### [Given request]
Print the listing in its entirety and exactly, leaving out images.

** START **

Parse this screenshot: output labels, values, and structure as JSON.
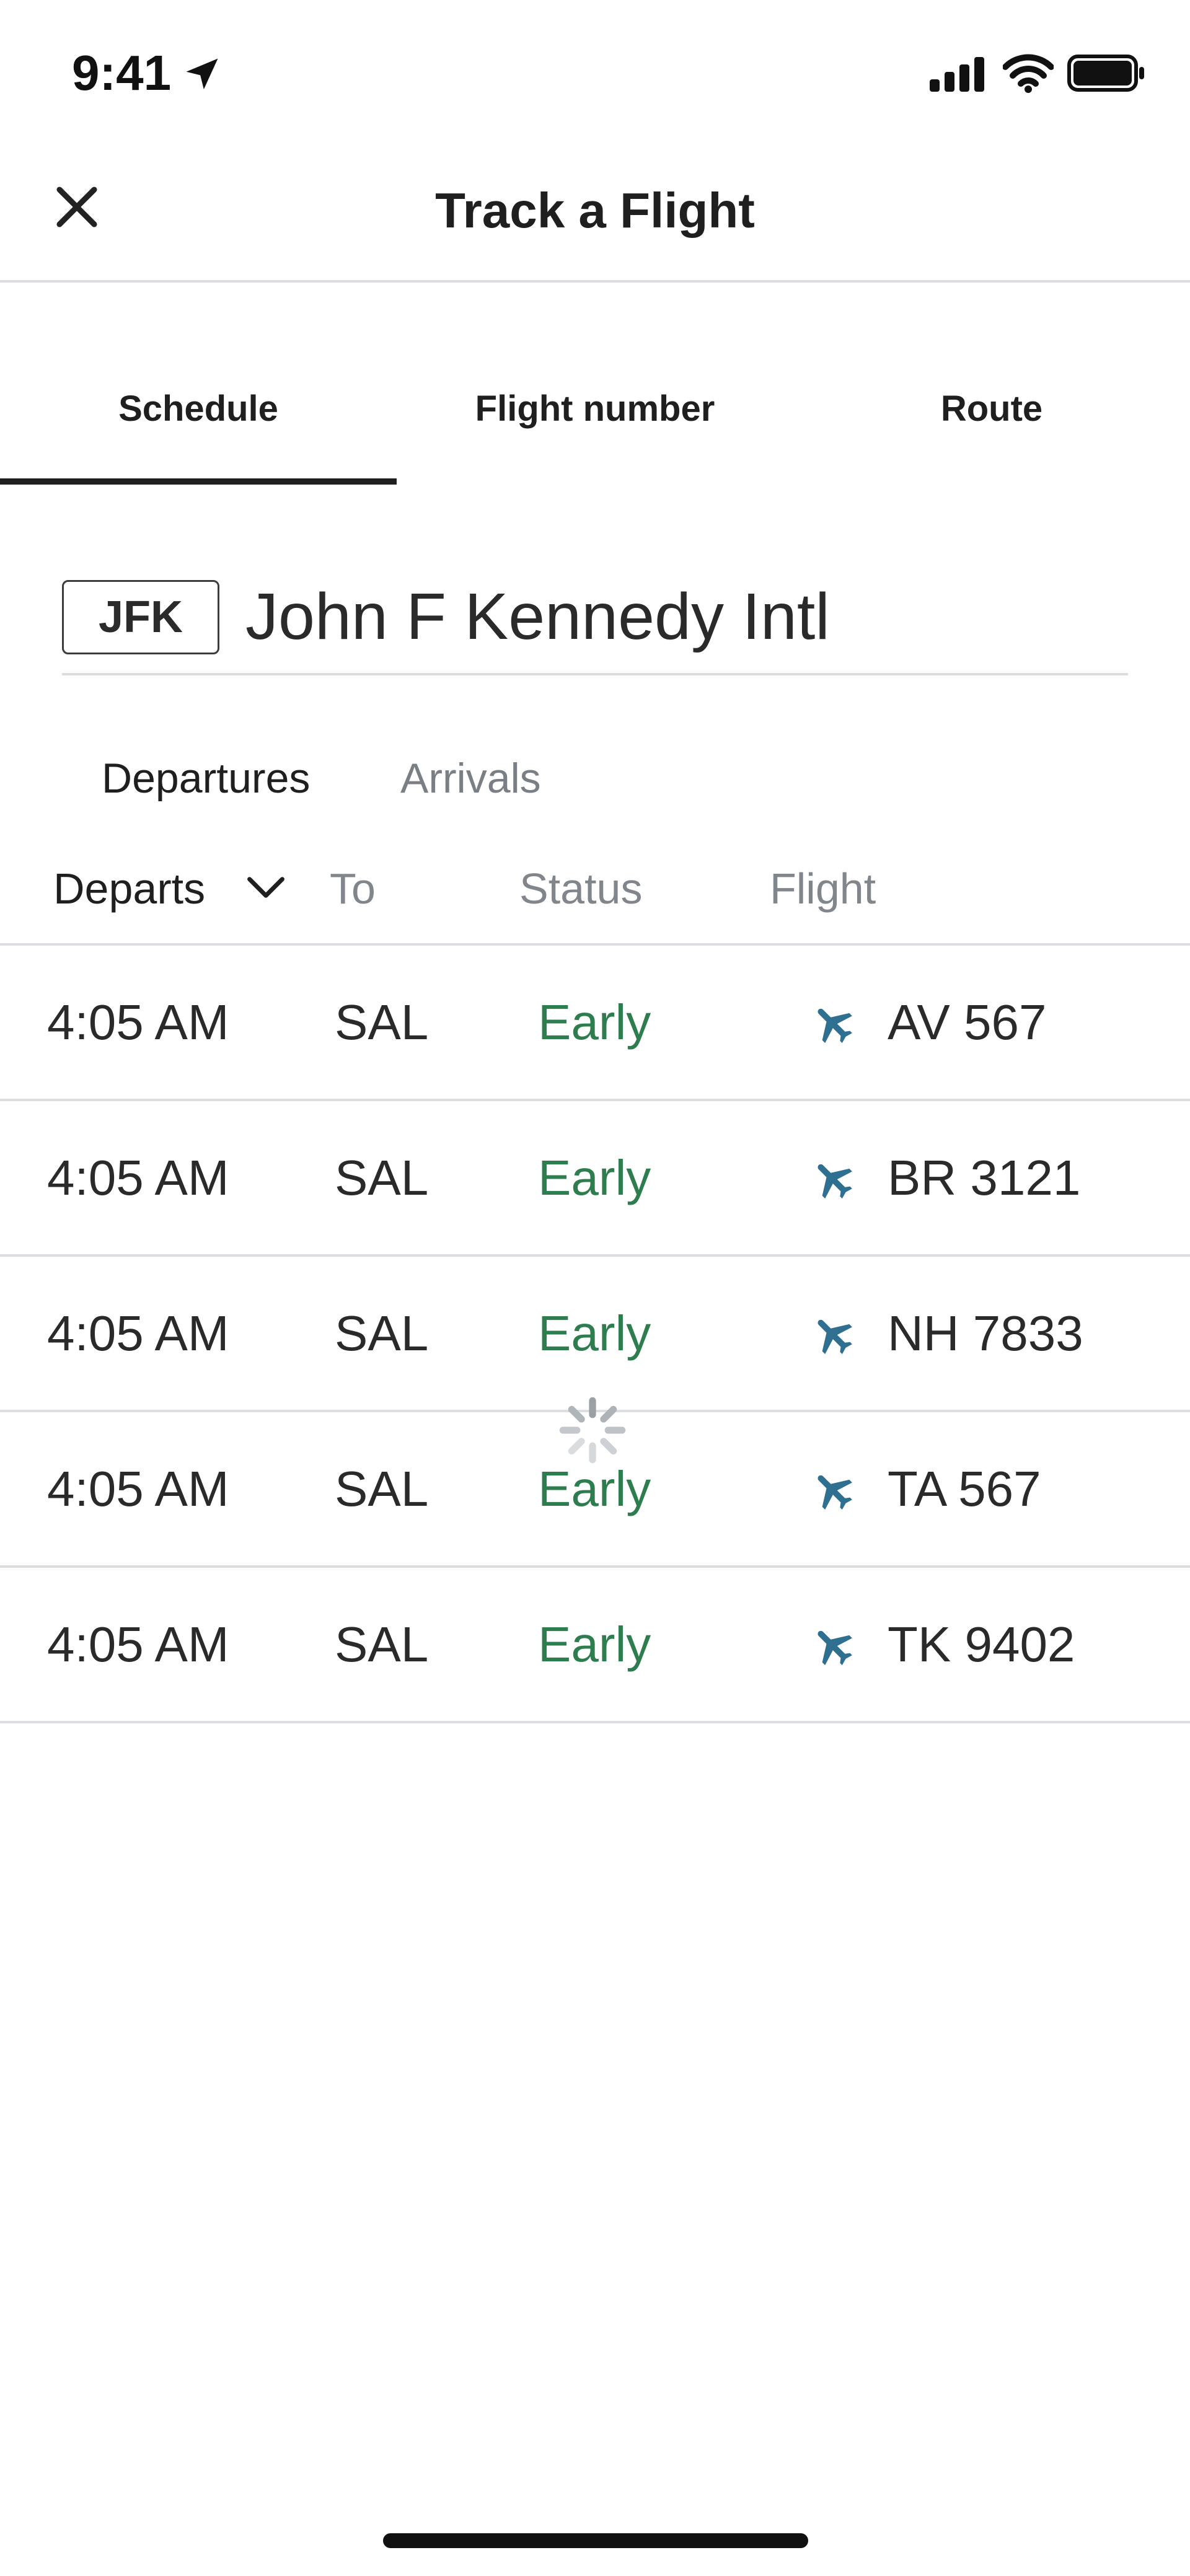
{
  "status_bar": {
    "time": "9:41",
    "icons": [
      "location-arrow-icon",
      "cellular-signal-icon",
      "wifi-icon",
      "battery-icon"
    ]
  },
  "header": {
    "title": "Track a Flight",
    "close_icon": "close-icon"
  },
  "tabs": [
    {
      "label": "Schedule",
      "selected": true
    },
    {
      "label": "Flight number",
      "selected": false
    },
    {
      "label": "Route",
      "selected": false
    }
  ],
  "airport": {
    "code": "JFK",
    "name": "John F Kennedy Intl"
  },
  "direction_tabs": [
    {
      "label": "Departures",
      "selected": true
    },
    {
      "label": "Arrivals",
      "selected": false
    }
  ],
  "columns": {
    "departs": "Departs",
    "to": "To",
    "status": "Status",
    "flight": "Flight"
  },
  "flights": [
    {
      "time": "4:05 AM",
      "dest": "SAL",
      "status": "Early",
      "flight": "AV 567"
    },
    {
      "time": "4:05 AM",
      "dest": "SAL",
      "status": "Early",
      "flight": "BR 3121"
    },
    {
      "time": "4:05 AM",
      "dest": "SAL",
      "status": "Early",
      "flight": "NH 7833"
    },
    {
      "time": "4:05 AM",
      "dest": "SAL",
      "status": "Early",
      "flight": "TA 567"
    },
    {
      "time": "4:05 AM",
      "dest": "SAL",
      "status": "Early",
      "flight": "TK 9402"
    }
  ],
  "colors": {
    "status_early": "#2e7d4f",
    "plane_icon": "#2f6f8f",
    "divider": "#dadde1",
    "muted_text": "#80868b"
  }
}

** END **

### [Exercise solution]
Parse this screenshot: output labels, values, and structure as JSON.
{
  "status_bar": {
    "time": "9:41",
    "icons": [
      "location-arrow-icon",
      "cellular-signal-icon",
      "wifi-icon",
      "battery-icon"
    ]
  },
  "header": {
    "title": "Track a Flight",
    "close_icon": "close-icon"
  },
  "tabs": [
    {
      "label": "Schedule",
      "selected": true
    },
    {
      "label": "Flight number",
      "selected": false
    },
    {
      "label": "Route",
      "selected": false
    }
  ],
  "airport": {
    "code": "JFK",
    "name": "John F Kennedy Intl"
  },
  "direction_tabs": [
    {
      "label": "Departures",
      "selected": true
    },
    {
      "label": "Arrivals",
      "selected": false
    }
  ],
  "columns": {
    "departs": "Departs",
    "to": "To",
    "status": "Status",
    "flight": "Flight"
  },
  "flights": [
    {
      "time": "4:05 AM",
      "dest": "SAL",
      "status": "Early",
      "flight": "AV 567"
    },
    {
      "time": "4:05 AM",
      "dest": "SAL",
      "status": "Early",
      "flight": "BR 3121"
    },
    {
      "time": "4:05 AM",
      "dest": "SAL",
      "status": "Early",
      "flight": "NH 7833"
    },
    {
      "time": "4:05 AM",
      "dest": "SAL",
      "status": "Early",
      "flight": "TA 567"
    },
    {
      "time": "4:05 AM",
      "dest": "SAL",
      "status": "Early",
      "flight": "TK 9402"
    }
  ],
  "colors": {
    "status_early": "#2e7d4f",
    "plane_icon": "#2f6f8f",
    "divider": "#dadde1",
    "muted_text": "#80868b"
  }
}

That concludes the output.